The data below should be copied out exactly, with its pictures omitted.

_DATASET EXCERPTS_
*** Begin section ***

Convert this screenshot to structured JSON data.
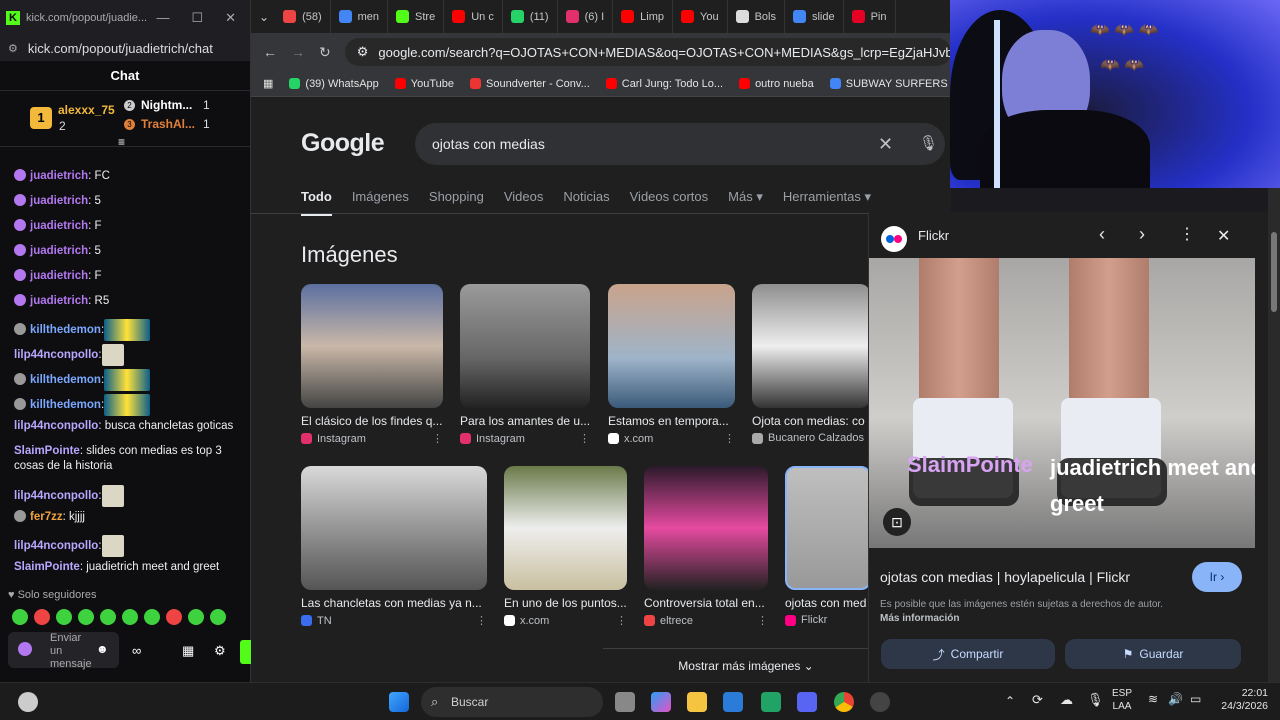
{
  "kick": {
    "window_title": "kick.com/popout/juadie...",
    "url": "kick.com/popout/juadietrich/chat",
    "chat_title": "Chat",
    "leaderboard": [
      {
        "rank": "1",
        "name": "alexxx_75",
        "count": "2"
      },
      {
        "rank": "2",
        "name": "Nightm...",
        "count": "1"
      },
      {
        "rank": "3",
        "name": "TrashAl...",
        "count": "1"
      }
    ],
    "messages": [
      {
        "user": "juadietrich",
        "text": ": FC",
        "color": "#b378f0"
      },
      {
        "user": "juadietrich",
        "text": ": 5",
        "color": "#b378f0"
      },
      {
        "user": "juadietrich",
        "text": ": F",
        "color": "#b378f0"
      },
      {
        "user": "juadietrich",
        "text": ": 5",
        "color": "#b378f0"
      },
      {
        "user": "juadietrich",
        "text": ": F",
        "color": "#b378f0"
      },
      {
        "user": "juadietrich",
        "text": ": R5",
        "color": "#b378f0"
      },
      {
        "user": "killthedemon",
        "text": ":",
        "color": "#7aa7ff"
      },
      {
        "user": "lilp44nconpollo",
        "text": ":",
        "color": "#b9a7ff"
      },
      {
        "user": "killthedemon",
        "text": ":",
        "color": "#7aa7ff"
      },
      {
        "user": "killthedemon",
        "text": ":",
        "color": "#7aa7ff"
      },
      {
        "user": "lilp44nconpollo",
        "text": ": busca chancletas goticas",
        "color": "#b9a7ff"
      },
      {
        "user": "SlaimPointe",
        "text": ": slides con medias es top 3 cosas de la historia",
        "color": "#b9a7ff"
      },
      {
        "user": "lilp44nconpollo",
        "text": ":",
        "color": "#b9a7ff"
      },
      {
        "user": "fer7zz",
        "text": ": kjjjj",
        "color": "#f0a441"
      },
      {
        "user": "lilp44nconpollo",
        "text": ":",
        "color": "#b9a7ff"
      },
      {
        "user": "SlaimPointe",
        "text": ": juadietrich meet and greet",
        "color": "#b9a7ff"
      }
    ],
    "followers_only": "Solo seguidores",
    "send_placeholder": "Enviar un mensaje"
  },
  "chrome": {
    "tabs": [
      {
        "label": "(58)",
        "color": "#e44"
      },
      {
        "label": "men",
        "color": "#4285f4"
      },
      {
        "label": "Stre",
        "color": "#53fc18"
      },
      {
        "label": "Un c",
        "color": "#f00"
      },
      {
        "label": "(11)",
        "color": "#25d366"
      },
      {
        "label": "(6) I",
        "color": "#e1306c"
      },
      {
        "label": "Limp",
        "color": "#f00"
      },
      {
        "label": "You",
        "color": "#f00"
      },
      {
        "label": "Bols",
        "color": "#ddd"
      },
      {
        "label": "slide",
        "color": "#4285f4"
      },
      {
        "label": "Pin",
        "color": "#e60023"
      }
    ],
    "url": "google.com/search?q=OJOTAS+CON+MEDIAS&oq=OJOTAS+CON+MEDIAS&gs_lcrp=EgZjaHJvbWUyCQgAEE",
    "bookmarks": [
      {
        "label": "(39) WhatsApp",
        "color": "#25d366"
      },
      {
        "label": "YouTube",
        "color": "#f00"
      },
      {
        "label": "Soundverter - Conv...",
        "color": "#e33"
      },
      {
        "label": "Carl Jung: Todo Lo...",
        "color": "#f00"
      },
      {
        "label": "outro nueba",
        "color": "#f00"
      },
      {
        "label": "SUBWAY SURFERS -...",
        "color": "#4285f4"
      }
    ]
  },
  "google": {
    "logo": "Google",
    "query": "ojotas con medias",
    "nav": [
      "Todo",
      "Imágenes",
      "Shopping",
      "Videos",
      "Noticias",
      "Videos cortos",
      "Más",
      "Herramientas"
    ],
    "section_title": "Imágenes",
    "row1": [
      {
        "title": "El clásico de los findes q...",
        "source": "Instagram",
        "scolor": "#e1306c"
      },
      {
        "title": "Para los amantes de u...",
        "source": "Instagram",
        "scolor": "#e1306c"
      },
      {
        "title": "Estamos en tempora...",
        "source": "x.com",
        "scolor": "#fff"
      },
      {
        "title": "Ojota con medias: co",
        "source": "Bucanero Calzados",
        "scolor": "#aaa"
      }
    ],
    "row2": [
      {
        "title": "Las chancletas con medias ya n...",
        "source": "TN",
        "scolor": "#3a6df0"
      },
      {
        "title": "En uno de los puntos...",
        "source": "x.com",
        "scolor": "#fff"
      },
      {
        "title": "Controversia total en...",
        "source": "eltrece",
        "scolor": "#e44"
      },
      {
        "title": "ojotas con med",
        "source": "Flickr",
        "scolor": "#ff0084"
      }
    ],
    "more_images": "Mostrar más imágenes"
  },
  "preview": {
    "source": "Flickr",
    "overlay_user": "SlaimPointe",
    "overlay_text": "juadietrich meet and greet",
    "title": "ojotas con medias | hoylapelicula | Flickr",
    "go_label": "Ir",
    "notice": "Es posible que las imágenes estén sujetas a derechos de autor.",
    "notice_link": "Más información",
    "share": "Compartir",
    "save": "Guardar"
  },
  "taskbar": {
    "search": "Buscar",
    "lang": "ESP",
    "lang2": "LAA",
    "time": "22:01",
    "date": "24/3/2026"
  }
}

*** End section ***

_EXPECTED ANSWER_
Convert this screenshot to structured JSON data.
{
  "kick": {
    "window_title": "kick.com/popout/juadie...",
    "url": "kick.com/popout/juadietrich/chat",
    "chat_title": "Chat",
    "leaderboard": [
      {
        "rank": "1",
        "name": "alexxx_75",
        "count": "2"
      },
      {
        "rank": "2",
        "name": "Nightm...",
        "count": "1"
      },
      {
        "rank": "3",
        "name": "TrashAl...",
        "count": "1"
      }
    ],
    "messages": [
      {
        "user": "juadietrich",
        "text": ": FC",
        "color": "#b378f0"
      },
      {
        "user": "juadietrich",
        "text": ": 5",
        "color": "#b378f0"
      },
      {
        "user": "juadietrich",
        "text": ": F",
        "color": "#b378f0"
      },
      {
        "user": "juadietrich",
        "text": ": 5",
        "color": "#b378f0"
      },
      {
        "user": "juadietrich",
        "text": ": F",
        "color": "#b378f0"
      },
      {
        "user": "juadietrich",
        "text": ": R5",
        "color": "#b378f0"
      },
      {
        "user": "killthedemon",
        "text": ":",
        "color": "#7aa7ff"
      },
      {
        "user": "lilp44nconpollo",
        "text": ":",
        "color": "#b9a7ff"
      },
      {
        "user": "killthedemon",
        "text": ":",
        "color": "#7aa7ff"
      },
      {
        "user": "killthedemon",
        "text": ":",
        "color": "#7aa7ff"
      },
      {
        "user": "lilp44nconpollo",
        "text": ": busca chancletas goticas",
        "color": "#b9a7ff"
      },
      {
        "user": "SlaimPointe",
        "text": ": slides con medias es top 3 cosas de la historia",
        "color": "#b9a7ff"
      },
      {
        "user": "lilp44nconpollo",
        "text": ":",
        "color": "#b9a7ff"
      },
      {
        "user": "fer7zz",
        "text": ": kjjjj",
        "color": "#f0a441"
      },
      {
        "user": "lilp44nconpollo",
        "text": ":",
        "color": "#b9a7ff"
      },
      {
        "user": "SlaimPointe",
        "text": ": juadietrich meet and greet",
        "color": "#b9a7ff"
      }
    ],
    "followers_only": "Solo seguidores",
    "send_placeholder": "Enviar un mensaje"
  },
  "chrome": {
    "tabs": [
      {
        "label": "(58)",
        "color": "#e44"
      },
      {
        "label": "men",
        "color": "#4285f4"
      },
      {
        "label": "Stre",
        "color": "#53fc18"
      },
      {
        "label": "Un c",
        "color": "#f00"
      },
      {
        "label": "(11)",
        "color": "#25d366"
      },
      {
        "label": "(6) I",
        "color": "#e1306c"
      },
      {
        "label": "Limp",
        "color": "#f00"
      },
      {
        "label": "You",
        "color": "#f00"
      },
      {
        "label": "Bols",
        "color": "#ddd"
      },
      {
        "label": "slide",
        "color": "#4285f4"
      },
      {
        "label": "Pin",
        "color": "#e60023"
      }
    ],
    "url": "google.com/search?q=OJOTAS+CON+MEDIAS&oq=OJOTAS+CON+MEDIAS&gs_lcrp=EgZjaHJvbWUyCQgAEE",
    "bookmarks": [
      {
        "label": "(39) WhatsApp",
        "color": "#25d366"
      },
      {
        "label": "YouTube",
        "color": "#f00"
      },
      {
        "label": "Soundverter - Conv...",
        "color": "#e33"
      },
      {
        "label": "Carl Jung: Todo Lo...",
        "color": "#f00"
      },
      {
        "label": "outro nueba",
        "color": "#f00"
      },
      {
        "label": "SUBWAY SURFERS -...",
        "color": "#4285f4"
      }
    ]
  },
  "google": {
    "logo": "Google",
    "query": "ojotas con medias",
    "nav": [
      "Todo",
      "Imágenes",
      "Shopping",
      "Videos",
      "Noticias",
      "Videos cortos",
      "Más",
      "Herramientas"
    ],
    "section_title": "Imágenes",
    "row1": [
      {
        "title": "El clásico de los findes q...",
        "source": "Instagram",
        "scolor": "#e1306c"
      },
      {
        "title": "Para los amantes de u...",
        "source": "Instagram",
        "scolor": "#e1306c"
      },
      {
        "title": "Estamos en tempora...",
        "source": "x.com",
        "scolor": "#fff"
      },
      {
        "title": "Ojota con medias: co",
        "source": "Bucanero Calzados",
        "scolor": "#aaa"
      }
    ],
    "row2": [
      {
        "title": "Las chancletas con medias ya n...",
        "source": "TN",
        "scolor": "#3a6df0"
      },
      {
        "title": "En uno de los puntos...",
        "source": "x.com",
        "scolor": "#fff"
      },
      {
        "title": "Controversia total en...",
        "source": "eltrece",
        "scolor": "#e44"
      },
      {
        "title": "ojotas con med",
        "source": "Flickr",
        "scolor": "#ff0084"
      }
    ],
    "more_images": "Mostrar más imágenes"
  },
  "preview": {
    "source": "Flickr",
    "overlay_user": "SlaimPointe",
    "overlay_text": "juadietrich meet and greet",
    "title": "ojotas con medias | hoylapelicula | Flickr",
    "go_label": "Ir",
    "notice": "Es posible que las imágenes estén sujetas a derechos de autor.",
    "notice_link": "Más información",
    "share": "Compartir",
    "save": "Guardar"
  },
  "taskbar": {
    "search": "Buscar",
    "lang": "ESP",
    "lang2": "LAA",
    "time": "22:01",
    "date": "24/3/2026"
  }
}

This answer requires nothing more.